> **Exercise prompt**:
Repeat all of the material exactly as given.

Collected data
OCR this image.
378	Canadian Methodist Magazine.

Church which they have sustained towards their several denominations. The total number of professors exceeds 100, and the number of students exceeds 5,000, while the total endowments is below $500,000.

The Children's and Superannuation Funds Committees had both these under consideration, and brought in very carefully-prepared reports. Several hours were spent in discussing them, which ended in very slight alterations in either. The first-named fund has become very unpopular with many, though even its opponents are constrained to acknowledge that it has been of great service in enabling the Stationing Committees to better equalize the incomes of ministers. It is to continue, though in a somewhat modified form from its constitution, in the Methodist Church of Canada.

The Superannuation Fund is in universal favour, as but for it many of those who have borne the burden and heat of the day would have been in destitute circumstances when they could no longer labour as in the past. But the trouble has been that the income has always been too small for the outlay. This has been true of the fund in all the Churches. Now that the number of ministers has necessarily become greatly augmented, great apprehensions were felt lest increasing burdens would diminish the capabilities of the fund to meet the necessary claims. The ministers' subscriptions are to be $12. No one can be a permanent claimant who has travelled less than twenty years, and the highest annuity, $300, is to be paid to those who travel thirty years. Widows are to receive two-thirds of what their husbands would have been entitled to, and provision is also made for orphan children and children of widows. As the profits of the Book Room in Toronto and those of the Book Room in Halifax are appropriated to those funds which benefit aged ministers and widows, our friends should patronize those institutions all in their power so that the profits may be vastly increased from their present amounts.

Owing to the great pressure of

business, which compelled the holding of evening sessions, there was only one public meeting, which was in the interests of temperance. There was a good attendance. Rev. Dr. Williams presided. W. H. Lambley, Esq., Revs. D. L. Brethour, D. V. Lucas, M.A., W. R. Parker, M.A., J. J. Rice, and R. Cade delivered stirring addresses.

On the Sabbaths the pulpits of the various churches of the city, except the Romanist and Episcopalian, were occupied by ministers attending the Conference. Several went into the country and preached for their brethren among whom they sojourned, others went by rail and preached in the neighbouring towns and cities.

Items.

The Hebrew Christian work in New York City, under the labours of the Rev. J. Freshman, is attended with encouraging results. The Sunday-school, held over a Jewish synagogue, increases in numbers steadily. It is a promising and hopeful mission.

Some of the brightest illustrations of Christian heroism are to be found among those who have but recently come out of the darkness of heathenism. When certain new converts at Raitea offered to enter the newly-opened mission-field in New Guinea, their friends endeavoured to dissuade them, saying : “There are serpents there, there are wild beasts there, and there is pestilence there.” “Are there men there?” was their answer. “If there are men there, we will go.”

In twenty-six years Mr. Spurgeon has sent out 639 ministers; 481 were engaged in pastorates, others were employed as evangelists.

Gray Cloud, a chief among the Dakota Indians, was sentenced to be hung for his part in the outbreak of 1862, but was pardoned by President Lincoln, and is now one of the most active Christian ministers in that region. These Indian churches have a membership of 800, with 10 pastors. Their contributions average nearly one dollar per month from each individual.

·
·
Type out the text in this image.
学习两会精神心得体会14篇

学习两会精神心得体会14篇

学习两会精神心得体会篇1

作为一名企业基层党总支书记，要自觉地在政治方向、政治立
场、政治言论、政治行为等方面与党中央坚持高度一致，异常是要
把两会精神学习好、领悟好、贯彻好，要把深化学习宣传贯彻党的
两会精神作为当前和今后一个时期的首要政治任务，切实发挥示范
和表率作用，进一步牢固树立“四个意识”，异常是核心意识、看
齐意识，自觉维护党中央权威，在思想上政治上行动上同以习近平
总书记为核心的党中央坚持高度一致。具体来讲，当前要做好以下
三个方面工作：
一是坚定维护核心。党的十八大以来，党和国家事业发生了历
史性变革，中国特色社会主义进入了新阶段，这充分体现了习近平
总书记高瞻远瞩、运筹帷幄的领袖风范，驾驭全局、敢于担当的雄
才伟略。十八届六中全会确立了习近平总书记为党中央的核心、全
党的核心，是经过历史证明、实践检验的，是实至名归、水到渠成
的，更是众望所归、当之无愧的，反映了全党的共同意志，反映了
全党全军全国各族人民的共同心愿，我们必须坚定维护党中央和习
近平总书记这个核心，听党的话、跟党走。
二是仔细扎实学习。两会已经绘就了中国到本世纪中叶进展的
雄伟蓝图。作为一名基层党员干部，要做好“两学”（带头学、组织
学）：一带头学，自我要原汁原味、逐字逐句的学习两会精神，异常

> **Answer to this problem**:
OCR this image.
378	Canadian Methodist Magazine.

Church which they have sustained towards their several denominations. The total number of professors exceeds 100, and the number of students exceeds 5,000, while the total endowments is below $500,000.

The Children's and Superannuation Funds Committees had both these under consideration, and brought in very carefully-prepared reports. Several hours were spent in discussing them, which ended in very slight alterations in either. The first-named fund has become very unpopular with many, though even its opponents are constrained to acknowledge that it has been of great service in enabling the Stationing Committees to better equalize the incomes of ministers. It is to continue, though in a somewhat modified form from its constitution, in the Methodist Church of Canada.

The Superannuation Fund is in universal favour, as but for it many of those who have borne the burden and heat of the day would have been in destitute circumstances when they could no longer labour as in the past. But the trouble has been that the income has always been too small for the outlay. This has been true of the fund in all the Churches. Now that the number of ministers has necessarily become greatly augmented, great apprehensions were felt lest increasing burdens would diminish the capabilities of the fund to meet the necessary claims. The ministers' subscriptions are to be $12. No one can be a permanent claimant who has travelled less than twenty years, and the highest annuity, $300, is to be paid to those who travel thirty years. Widows are to receive two-thirds of what their husbands would have been entitled to, and provision is also made for orphan children and children of widows. As the profits of the Book Room in Toronto and those of the Book Room in Halifax are appropriated to those funds which benefit aged ministers and widows, our friends should patronize those institutions all in their power so that the profits may be vastly increased from their present amounts.

Owing to the great pressure of

business, which compelled the holding of evening sessions, there was only one public meeting, which was in the interests of temperance. There was a good attendance. Rev. Dr. Williams presided. W. H. Lambley, Esq., Revs. D. L. Brethour, D. V. Lucas, M.A., W. R. Parker, M.A., J. J. Rice, and R. Cade delivered stirring addresses.

On the Sabbaths the pulpits of the various churches of the city, except the Romanist and Episcopalian, were occupied by ministers attending the Conference. Several went into the country and preached for their brethren among whom they sojourned, others went by rail and preached in the neighbouring towns and cities.

Items.

The Hebrew Christian work in New York City, under the labours of the Rev. J. Freshman, is attended with encouraging results. The Sunday-school, held over a Jewish synagogue, increases in numbers steadily. It is a promising and hopeful mission.

Some of the brightest illustrations of Christian heroism are to be found among those who have but recently come out of the darkness of heathenism. When certain new converts at Raitea offered to enter the newly-opened mission-field in New Guinea, their friends endeavoured to dissuade them, saying : “There are serpents there, there are wild beasts there, and there is pestilence there.” “Are there men there?” was their answer. “If there are men there, we will go.”

In twenty-six years Mr. Spurgeon has sent out 639 ministers; 481 were engaged in pastorates, others were employed as evangelists.

Gray Cloud, a chief among the Dakota Indians, was sentenced to be hung for his part in the outbreak of 1862, but was pardoned by President Lincoln, and is now one of the most active Christian ministers in that region. These Indian churches have a membership of 800, with 10 pastors. Their contributions average nearly one dollar per month from each individual.

·
·
Type out the text in this image.
学习两会精神心得体会14篇

学习两会精神心得体会14篇

学习两会精神心得体会篇1

作为一名企业基层党总支书记，要自觉地在政治方向、政治立
场、政治言论、政治行为等方面与党中央坚持高度一致，异常是要
把两会精神学习好、领悟好、贯彻好，要把深化学习宣传贯彻党的
两会精神作为当前和今后一个时期的首要政治任务，切实发挥示范
和表率作用，进一步牢固树立“四个意识”，异常是核心意识、看
齐意识，自觉维护党中央权威，在思想上政治上行动上同以习近平
总书记为核心的党中央坚持高度一致。具体来讲，当前要做好以下
三个方面工作：
一是坚定维护核心。党的十八大以来，党和国家事业发生了历
史性变革，中国特色社会主义进入了新阶段，这充分体现了习近平
总书记高瞻远瞩、运筹帷幄的领袖风范，驾驭全局、敢于担当的雄
才伟略。十八届六中全会确立了习近平总书记为党中央的核心、全
党的核心，是经过历史证明、实践检验的，是实至名归、水到渠成
的，更是众望所归、当之无愧的，反映了全党的共同意志，反映了
全党全军全国各族人民的共同心愿，我们必须坚定维护党中央和习
近平总书记这个核心，听党的话、跟党走。
二是仔细扎实学习。两会已经绘就了中国到本世纪中叶进展的
雄伟蓝图。作为一名基层党员干部，要做好“两学”（带头学、组织
学）：一带头学，自我要原汁原味、逐字逐句的学习两会精神，异常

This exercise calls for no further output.